### TASK OBJECTIVE
Retype the data below without altering anything.

[Extracted data entries]
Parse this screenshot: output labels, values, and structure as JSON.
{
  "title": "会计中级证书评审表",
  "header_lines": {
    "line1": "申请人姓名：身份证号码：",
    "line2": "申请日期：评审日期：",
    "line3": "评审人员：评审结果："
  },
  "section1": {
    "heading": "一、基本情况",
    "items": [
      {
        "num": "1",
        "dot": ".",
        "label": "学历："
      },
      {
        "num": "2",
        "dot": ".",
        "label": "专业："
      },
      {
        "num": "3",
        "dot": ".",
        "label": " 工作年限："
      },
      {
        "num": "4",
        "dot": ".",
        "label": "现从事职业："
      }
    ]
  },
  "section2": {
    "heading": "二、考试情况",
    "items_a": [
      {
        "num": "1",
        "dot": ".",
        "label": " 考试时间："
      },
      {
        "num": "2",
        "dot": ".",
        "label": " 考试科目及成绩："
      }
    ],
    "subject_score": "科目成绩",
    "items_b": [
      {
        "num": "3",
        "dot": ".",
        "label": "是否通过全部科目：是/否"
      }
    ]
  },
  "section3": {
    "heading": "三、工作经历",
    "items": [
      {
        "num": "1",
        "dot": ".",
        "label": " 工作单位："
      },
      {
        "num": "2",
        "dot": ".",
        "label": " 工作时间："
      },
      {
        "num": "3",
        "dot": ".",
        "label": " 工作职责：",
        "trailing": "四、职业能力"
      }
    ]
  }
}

### RESULT FOR THIS EXERCISE
Parse this screenshot: output labels, values, and structure as JSON.
{
  "title": "会计中级证书评审表",
  "header_lines": {
    "line1": "申请人姓名：身份证号码：",
    "line2": "申请日期：评审日期：",
    "line3": "评审人员：评审结果："
  },
  "section1": {
    "heading": "一、基本情况",
    "items": [
      {
        "num": "1",
        "dot": ".",
        "label": "学历："
      },
      {
        "num": "2",
        "dot": ".",
        "label": "专业："
      },
      {
        "num": "3",
        "dot": ".",
        "label": " 工作年限："
      },
      {
        "num": "4",
        "dot": ".",
        "label": "现从事职业："
      }
    ]
  },
  "section2": {
    "heading": "二、考试情况",
    "items_a": [
      {
        "num": "1",
        "dot": ".",
        "label": " 考试时间："
      },
      {
        "num": "2",
        "dot": ".",
        "label": " 考试科目及成绩："
      }
    ],
    "subject_score": "科目成绩",
    "items_b": [
      {
        "num": "3",
        "dot": ".",
        "label": "是否通过全部科目：是/否"
      }
    ]
  },
  "section3": {
    "heading": "三、工作经历",
    "items": [
      {
        "num": "1",
        "dot": ".",
        "label": " 工作单位："
      },
      {
        "num": "2",
        "dot": ".",
        "label": " 工作时间："
      },
      {
        "num": "3",
        "dot": ".",
        "label": " 工作职责：",
        "trailing": "四、职业能力"
      }
    ]
  }
}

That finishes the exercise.